▶ Do this
Repeat the data below exactly, dropping any pictures it holds.

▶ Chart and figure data
********
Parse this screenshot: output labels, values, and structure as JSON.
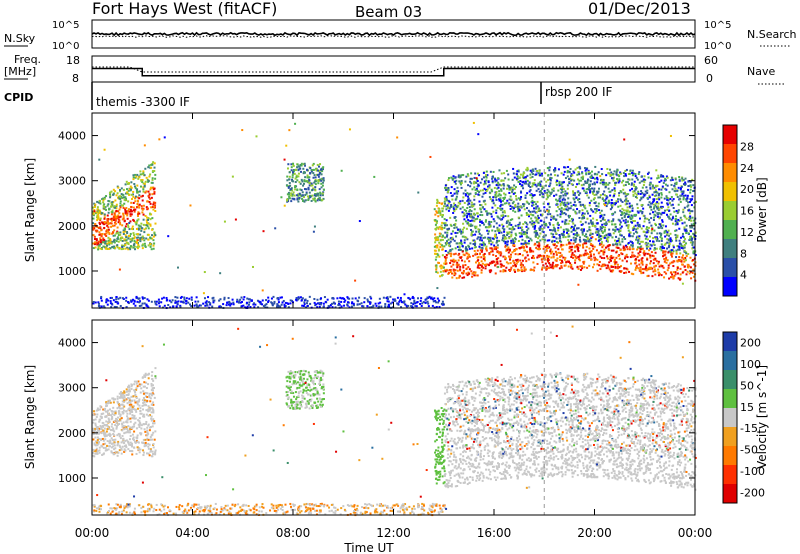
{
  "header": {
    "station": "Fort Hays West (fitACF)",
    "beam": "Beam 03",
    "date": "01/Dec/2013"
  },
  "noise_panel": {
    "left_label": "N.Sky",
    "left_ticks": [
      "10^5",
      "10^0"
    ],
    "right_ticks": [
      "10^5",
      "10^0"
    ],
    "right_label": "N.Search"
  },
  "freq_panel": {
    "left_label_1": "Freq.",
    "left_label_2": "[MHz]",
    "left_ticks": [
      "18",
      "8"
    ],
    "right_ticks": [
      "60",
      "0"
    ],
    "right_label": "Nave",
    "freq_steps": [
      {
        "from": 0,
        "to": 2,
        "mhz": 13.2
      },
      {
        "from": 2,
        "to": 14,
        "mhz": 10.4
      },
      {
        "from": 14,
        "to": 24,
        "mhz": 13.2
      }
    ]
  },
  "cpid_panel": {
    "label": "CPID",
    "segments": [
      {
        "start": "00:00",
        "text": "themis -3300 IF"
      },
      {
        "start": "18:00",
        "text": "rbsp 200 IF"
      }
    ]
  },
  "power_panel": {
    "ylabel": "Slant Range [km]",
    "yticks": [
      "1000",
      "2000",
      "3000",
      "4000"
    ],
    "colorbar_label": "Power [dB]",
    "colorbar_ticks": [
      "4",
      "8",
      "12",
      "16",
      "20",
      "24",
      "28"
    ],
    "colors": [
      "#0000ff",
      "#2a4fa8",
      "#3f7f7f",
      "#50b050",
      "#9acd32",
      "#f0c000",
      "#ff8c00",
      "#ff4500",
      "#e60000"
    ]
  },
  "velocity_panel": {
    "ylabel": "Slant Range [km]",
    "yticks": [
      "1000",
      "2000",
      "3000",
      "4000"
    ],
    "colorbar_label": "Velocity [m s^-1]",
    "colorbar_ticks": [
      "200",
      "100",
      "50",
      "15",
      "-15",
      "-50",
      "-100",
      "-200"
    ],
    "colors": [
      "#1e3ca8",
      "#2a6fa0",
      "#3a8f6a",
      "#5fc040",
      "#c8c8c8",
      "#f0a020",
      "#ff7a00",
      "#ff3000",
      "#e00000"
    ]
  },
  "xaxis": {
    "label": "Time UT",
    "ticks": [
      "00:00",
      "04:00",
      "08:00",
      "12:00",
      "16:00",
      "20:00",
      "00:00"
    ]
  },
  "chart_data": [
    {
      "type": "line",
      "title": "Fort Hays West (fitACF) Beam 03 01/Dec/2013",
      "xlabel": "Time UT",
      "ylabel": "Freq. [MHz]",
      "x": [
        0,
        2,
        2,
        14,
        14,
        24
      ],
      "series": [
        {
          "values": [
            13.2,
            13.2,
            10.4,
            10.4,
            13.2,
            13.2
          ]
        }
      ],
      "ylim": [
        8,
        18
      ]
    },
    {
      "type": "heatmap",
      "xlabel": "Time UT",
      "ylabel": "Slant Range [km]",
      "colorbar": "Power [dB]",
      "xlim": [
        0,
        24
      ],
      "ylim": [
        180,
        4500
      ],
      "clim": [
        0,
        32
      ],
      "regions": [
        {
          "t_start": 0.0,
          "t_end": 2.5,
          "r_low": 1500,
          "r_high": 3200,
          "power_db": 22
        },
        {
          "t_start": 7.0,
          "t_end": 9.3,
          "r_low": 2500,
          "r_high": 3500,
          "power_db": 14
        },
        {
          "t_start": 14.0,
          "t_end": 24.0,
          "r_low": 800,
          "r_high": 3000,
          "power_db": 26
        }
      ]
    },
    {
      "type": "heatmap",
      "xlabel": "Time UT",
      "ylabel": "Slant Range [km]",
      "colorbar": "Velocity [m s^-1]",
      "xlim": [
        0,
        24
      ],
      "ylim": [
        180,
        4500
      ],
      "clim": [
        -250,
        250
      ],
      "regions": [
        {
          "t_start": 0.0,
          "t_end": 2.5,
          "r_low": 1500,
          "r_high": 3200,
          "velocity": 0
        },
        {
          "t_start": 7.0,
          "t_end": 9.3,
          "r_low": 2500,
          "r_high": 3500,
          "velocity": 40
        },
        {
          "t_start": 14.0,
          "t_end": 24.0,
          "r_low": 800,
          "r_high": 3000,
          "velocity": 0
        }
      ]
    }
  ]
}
********
▶ Result of this task
Parse this screenshot: output labels, values, and structure as JSON.
{
  "header": {
    "station": "Fort Hays West (fitACF)",
    "beam": "Beam 03",
    "date": "01/Dec/2013"
  },
  "noise_panel": {
    "left_label": "N.Sky",
    "left_ticks": [
      "10^5",
      "10^0"
    ],
    "right_ticks": [
      "10^5",
      "10^0"
    ],
    "right_label": "N.Search"
  },
  "freq_panel": {
    "left_label_1": "Freq.",
    "left_label_2": "[MHz]",
    "left_ticks": [
      "18",
      "8"
    ],
    "right_ticks": [
      "60",
      "0"
    ],
    "right_label": "Nave",
    "freq_steps": [
      {
        "from": 0,
        "to": 2,
        "mhz": 13.2
      },
      {
        "from": 2,
        "to": 14,
        "mhz": 10.4
      },
      {
        "from": 14,
        "to": 24,
        "mhz": 13.2
      }
    ]
  },
  "cpid_panel": {
    "label": "CPID",
    "segments": [
      {
        "start": "00:00",
        "text": "themis -3300 IF"
      },
      {
        "start": "18:00",
        "text": "rbsp 200 IF"
      }
    ]
  },
  "power_panel": {
    "ylabel": "Slant Range [km]",
    "yticks": [
      "1000",
      "2000",
      "3000",
      "4000"
    ],
    "colorbar_label": "Power [dB]",
    "colorbar_ticks": [
      "4",
      "8",
      "12",
      "16",
      "20",
      "24",
      "28"
    ],
    "colors": [
      "#0000ff",
      "#2a4fa8",
      "#3f7f7f",
      "#50b050",
      "#9acd32",
      "#f0c000",
      "#ff8c00",
      "#ff4500",
      "#e60000"
    ]
  },
  "velocity_panel": {
    "ylabel": "Slant Range [km]",
    "yticks": [
      "1000",
      "2000",
      "3000",
      "4000"
    ],
    "colorbar_label": "Velocity [m s^-1]",
    "colorbar_ticks": [
      "200",
      "100",
      "50",
      "15",
      "-15",
      "-50",
      "-100",
      "-200"
    ],
    "colors": [
      "#1e3ca8",
      "#2a6fa0",
      "#3a8f6a",
      "#5fc040",
      "#c8c8c8",
      "#f0a020",
      "#ff7a00",
      "#ff3000",
      "#e00000"
    ]
  },
  "xaxis": {
    "label": "Time UT",
    "ticks": [
      "00:00",
      "04:00",
      "08:00",
      "12:00",
      "16:00",
      "20:00",
      "00:00"
    ]
  },
  "chart_data": [
    {
      "type": "line",
      "title": "Fort Hays West (fitACF) Beam 03 01/Dec/2013",
      "xlabel": "Time UT",
      "ylabel": "Freq. [MHz]",
      "x": [
        0,
        2,
        2,
        14,
        14,
        24
      ],
      "series": [
        {
          "values": [
            13.2,
            13.2,
            10.4,
            10.4,
            13.2,
            13.2
          ]
        }
      ],
      "ylim": [
        8,
        18
      ]
    },
    {
      "type": "heatmap",
      "xlabel": "Time UT",
      "ylabel": "Slant Range [km]",
      "colorbar": "Power [dB]",
      "xlim": [
        0,
        24
      ],
      "ylim": [
        180,
        4500
      ],
      "clim": [
        0,
        32
      ],
      "regions": [
        {
          "t_start": 0.0,
          "t_end": 2.5,
          "r_low": 1500,
          "r_high": 3200,
          "power_db": 22
        },
        {
          "t_start": 7.0,
          "t_end": 9.3,
          "r_low": 2500,
          "r_high": 3500,
          "power_db": 14
        },
        {
          "t_start": 14.0,
          "t_end": 24.0,
          "r_low": 800,
          "r_high": 3000,
          "power_db": 26
        }
      ]
    },
    {
      "type": "heatmap",
      "xlabel": "Time UT",
      "ylabel": "Slant Range [km]",
      "colorbar": "Velocity [m s^-1]",
      "xlim": [
        0,
        24
      ],
      "ylim": [
        180,
        4500
      ],
      "clim": [
        -250,
        250
      ],
      "regions": [
        {
          "t_start": 0.0,
          "t_end": 2.5,
          "r_low": 1500,
          "r_high": 3200,
          "velocity": 0
        },
        {
          "t_start": 7.0,
          "t_end": 9.3,
          "r_low": 2500,
          "r_high": 3500,
          "velocity": 40
        },
        {
          "t_start": 14.0,
          "t_end": 24.0,
          "r_low": 800,
          "r_high": 3000,
          "velocity": 0
        }
      ]
    }
  ]
}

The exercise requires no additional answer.